EXTRACTED MATERIAL:

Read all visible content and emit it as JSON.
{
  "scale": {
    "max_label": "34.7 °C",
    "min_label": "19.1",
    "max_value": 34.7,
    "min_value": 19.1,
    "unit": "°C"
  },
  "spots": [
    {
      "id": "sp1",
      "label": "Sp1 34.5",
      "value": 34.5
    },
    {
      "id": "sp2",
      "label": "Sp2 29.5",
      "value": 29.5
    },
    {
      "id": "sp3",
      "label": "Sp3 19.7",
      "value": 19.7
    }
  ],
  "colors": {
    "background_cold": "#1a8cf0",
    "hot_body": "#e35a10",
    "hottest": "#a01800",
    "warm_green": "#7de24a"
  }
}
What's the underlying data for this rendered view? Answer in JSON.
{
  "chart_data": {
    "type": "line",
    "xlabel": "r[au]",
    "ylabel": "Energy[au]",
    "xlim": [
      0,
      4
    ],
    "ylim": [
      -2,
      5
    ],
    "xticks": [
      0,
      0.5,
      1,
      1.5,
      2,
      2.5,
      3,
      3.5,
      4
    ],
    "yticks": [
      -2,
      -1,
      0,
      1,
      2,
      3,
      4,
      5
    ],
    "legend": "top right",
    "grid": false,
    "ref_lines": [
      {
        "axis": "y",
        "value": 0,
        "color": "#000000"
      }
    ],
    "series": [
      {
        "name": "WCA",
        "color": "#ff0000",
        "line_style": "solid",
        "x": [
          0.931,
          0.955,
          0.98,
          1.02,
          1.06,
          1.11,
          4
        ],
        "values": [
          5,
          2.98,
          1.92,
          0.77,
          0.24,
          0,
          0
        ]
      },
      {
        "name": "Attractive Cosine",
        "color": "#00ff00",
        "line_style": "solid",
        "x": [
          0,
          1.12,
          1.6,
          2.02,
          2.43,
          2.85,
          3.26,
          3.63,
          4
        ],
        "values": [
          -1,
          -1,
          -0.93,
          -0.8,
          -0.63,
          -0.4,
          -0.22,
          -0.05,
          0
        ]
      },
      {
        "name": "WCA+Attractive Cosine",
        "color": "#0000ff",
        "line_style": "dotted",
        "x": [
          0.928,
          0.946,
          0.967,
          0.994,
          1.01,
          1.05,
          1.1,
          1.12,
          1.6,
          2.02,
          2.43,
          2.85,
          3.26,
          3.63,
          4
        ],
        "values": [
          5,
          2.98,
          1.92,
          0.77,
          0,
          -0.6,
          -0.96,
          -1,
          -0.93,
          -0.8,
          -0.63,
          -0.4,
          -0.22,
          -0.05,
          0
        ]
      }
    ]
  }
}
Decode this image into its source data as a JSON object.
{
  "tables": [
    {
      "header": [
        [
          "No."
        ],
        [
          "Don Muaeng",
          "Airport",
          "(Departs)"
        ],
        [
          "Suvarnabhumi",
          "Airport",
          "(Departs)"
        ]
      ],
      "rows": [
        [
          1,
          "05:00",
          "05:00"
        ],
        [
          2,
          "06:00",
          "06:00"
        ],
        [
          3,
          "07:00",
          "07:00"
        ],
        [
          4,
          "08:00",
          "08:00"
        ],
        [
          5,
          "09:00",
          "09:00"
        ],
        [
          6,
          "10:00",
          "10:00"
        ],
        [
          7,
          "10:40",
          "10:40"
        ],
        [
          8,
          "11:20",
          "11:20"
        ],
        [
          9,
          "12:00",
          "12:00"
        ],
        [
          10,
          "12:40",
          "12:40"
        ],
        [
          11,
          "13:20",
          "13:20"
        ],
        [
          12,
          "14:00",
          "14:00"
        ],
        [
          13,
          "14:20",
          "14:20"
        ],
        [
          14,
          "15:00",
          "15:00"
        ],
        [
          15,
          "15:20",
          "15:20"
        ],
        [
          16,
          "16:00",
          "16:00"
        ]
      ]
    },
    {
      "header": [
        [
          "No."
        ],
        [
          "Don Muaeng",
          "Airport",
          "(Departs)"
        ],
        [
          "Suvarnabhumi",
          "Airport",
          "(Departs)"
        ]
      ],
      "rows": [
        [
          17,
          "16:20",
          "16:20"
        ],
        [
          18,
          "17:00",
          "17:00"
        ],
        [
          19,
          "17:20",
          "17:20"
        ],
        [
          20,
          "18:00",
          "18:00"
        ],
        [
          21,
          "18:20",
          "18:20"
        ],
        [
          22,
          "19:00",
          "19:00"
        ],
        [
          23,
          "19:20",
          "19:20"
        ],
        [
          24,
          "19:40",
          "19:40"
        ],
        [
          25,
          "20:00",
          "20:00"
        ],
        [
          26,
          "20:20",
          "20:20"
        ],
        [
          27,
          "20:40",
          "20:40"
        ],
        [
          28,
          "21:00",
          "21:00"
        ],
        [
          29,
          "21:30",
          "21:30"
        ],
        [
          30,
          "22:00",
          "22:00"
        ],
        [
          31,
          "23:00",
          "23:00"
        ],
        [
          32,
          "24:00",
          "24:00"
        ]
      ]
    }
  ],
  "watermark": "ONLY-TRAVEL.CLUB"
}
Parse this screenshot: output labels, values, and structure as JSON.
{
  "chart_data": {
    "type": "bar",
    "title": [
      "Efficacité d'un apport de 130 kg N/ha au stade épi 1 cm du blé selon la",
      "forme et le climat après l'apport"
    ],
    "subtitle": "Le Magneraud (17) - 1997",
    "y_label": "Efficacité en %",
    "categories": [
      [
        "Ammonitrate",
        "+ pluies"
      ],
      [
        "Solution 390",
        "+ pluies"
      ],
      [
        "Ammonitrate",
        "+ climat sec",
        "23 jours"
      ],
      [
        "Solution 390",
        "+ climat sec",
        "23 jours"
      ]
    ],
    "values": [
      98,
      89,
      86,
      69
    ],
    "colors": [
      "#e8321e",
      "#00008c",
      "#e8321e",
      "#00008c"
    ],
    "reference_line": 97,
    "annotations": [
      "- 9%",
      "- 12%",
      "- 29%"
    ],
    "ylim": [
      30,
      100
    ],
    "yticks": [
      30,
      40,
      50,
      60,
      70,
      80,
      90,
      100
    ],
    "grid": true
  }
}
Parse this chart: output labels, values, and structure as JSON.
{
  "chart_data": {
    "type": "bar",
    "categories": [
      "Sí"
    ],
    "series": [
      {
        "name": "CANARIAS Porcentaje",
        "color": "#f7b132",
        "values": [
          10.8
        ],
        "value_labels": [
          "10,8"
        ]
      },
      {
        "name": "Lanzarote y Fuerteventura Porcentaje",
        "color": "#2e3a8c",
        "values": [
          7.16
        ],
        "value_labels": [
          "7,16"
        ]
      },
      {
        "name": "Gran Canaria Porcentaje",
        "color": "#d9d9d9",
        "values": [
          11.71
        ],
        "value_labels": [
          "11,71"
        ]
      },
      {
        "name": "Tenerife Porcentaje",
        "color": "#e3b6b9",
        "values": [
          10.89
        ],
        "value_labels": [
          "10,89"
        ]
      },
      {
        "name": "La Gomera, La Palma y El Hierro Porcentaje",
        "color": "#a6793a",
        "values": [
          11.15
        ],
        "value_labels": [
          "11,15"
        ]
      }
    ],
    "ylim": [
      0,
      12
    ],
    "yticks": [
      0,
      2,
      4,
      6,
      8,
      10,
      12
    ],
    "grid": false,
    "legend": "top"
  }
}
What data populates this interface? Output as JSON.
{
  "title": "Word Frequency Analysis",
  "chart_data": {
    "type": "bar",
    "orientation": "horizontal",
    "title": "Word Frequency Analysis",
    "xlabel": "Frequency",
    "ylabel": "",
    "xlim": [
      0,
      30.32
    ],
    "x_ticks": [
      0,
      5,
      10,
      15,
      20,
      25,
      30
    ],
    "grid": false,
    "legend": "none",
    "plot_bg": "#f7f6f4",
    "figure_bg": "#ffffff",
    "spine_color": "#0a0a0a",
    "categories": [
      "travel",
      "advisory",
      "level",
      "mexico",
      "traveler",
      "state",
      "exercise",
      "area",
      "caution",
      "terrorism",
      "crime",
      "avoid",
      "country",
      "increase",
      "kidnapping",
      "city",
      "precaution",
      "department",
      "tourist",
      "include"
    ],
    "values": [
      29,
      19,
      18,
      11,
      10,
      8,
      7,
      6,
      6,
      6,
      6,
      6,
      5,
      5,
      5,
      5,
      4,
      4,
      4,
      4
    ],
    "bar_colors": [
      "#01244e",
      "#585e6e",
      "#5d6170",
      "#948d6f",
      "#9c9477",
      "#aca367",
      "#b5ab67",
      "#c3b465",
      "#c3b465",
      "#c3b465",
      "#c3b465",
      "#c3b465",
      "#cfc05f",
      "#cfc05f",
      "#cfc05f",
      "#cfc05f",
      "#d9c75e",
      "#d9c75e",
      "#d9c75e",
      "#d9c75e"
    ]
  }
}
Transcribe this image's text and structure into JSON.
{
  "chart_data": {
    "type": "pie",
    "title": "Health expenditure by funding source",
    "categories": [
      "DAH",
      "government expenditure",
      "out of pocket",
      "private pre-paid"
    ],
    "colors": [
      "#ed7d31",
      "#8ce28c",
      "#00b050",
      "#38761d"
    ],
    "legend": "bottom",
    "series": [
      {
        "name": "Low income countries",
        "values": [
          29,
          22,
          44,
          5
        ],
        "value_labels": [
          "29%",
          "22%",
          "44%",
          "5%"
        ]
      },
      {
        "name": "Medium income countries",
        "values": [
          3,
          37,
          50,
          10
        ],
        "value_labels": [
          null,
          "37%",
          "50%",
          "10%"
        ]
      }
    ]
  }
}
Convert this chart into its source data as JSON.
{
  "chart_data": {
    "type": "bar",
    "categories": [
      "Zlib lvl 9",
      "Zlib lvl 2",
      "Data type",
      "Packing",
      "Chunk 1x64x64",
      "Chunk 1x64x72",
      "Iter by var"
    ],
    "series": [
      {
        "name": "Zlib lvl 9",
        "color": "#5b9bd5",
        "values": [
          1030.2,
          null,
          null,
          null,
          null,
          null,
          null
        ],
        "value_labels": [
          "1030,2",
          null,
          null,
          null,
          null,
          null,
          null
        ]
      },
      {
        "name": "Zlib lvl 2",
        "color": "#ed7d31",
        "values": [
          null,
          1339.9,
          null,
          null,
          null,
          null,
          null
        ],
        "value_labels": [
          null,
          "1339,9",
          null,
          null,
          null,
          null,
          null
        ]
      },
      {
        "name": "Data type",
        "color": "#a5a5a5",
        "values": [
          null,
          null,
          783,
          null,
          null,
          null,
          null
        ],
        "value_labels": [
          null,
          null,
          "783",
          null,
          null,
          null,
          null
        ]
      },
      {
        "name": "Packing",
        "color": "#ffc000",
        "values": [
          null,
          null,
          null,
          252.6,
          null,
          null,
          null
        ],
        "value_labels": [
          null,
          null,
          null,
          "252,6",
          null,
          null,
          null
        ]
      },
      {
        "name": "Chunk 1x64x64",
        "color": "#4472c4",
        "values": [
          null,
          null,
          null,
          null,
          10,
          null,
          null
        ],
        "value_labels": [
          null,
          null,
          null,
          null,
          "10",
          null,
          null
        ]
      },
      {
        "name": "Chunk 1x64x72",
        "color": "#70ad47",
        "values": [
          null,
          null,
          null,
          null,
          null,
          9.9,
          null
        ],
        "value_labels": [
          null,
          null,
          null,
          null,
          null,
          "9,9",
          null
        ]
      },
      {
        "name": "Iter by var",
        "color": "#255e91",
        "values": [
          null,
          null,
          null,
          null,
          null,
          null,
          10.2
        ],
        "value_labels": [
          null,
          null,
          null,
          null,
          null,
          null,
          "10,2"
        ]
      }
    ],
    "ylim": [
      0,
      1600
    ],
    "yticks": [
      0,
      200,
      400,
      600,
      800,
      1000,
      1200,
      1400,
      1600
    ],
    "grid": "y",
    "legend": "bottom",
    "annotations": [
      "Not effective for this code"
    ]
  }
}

TASK STATEMENT: Return each line where "Parse" shows up.

TASK OUTPUT:
Parse this screenshot: output labels, values, and structure as JSON.
Parse this chart: output labels, values, and structure as JSON.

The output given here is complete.